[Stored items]
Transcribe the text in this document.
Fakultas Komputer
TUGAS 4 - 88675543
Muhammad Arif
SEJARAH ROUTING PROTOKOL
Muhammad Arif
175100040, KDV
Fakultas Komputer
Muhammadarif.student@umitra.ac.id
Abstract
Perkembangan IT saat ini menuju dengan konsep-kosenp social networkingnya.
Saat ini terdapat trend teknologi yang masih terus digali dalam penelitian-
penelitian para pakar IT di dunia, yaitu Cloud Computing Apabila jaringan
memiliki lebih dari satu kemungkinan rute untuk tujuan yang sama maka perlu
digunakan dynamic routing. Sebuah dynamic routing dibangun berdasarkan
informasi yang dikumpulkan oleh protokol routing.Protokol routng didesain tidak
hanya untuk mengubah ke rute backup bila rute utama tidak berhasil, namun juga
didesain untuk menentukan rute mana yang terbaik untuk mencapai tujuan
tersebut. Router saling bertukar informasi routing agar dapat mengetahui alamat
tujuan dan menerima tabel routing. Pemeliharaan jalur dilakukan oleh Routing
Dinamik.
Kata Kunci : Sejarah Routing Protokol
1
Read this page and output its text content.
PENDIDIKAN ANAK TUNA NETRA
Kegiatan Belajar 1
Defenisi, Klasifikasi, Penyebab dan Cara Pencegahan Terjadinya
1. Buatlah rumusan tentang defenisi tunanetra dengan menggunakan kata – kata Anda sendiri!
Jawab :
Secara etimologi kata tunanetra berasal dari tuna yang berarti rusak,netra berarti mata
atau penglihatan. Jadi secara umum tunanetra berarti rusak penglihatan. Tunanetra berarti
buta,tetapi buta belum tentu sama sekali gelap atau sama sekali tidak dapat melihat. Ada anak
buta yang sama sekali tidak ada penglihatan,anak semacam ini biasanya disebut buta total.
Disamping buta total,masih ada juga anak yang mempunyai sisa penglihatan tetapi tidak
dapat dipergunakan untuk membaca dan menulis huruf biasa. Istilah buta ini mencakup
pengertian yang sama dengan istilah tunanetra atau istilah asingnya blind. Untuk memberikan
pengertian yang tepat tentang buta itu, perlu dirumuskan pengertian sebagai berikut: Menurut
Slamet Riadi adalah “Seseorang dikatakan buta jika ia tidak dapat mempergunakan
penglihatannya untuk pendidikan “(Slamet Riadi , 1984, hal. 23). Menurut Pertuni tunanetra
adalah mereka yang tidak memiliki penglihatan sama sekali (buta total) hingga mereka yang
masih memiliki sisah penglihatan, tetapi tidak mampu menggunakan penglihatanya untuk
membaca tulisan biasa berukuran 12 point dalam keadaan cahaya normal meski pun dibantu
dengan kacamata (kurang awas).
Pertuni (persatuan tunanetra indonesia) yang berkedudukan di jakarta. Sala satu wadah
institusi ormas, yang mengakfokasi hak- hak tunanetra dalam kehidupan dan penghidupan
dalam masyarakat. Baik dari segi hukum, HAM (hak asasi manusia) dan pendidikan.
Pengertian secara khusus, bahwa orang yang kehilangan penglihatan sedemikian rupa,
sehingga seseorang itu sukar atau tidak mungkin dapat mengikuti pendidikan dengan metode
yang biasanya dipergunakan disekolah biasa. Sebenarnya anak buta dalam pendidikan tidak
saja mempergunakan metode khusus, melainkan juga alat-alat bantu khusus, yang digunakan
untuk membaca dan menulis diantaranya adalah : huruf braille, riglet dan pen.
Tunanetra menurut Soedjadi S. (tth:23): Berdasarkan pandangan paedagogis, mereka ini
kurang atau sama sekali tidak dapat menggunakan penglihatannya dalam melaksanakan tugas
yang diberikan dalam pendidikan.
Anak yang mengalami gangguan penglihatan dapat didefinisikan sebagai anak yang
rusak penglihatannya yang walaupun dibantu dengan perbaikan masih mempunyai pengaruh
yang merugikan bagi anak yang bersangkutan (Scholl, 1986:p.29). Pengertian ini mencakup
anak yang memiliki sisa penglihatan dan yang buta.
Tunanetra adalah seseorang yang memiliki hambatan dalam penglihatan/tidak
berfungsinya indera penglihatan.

▶ _Exercise instructions_: Write down every line of the data above that includes the string "mempergunakan".

▶ _Output_:
Slamet Riadi adalah “Seseorang dikatakan buta jika ia tidak dapat mempergunakan
saja mempergunakan metode khusus, melainkan juga alat-alat bantu khusus, yang digunakan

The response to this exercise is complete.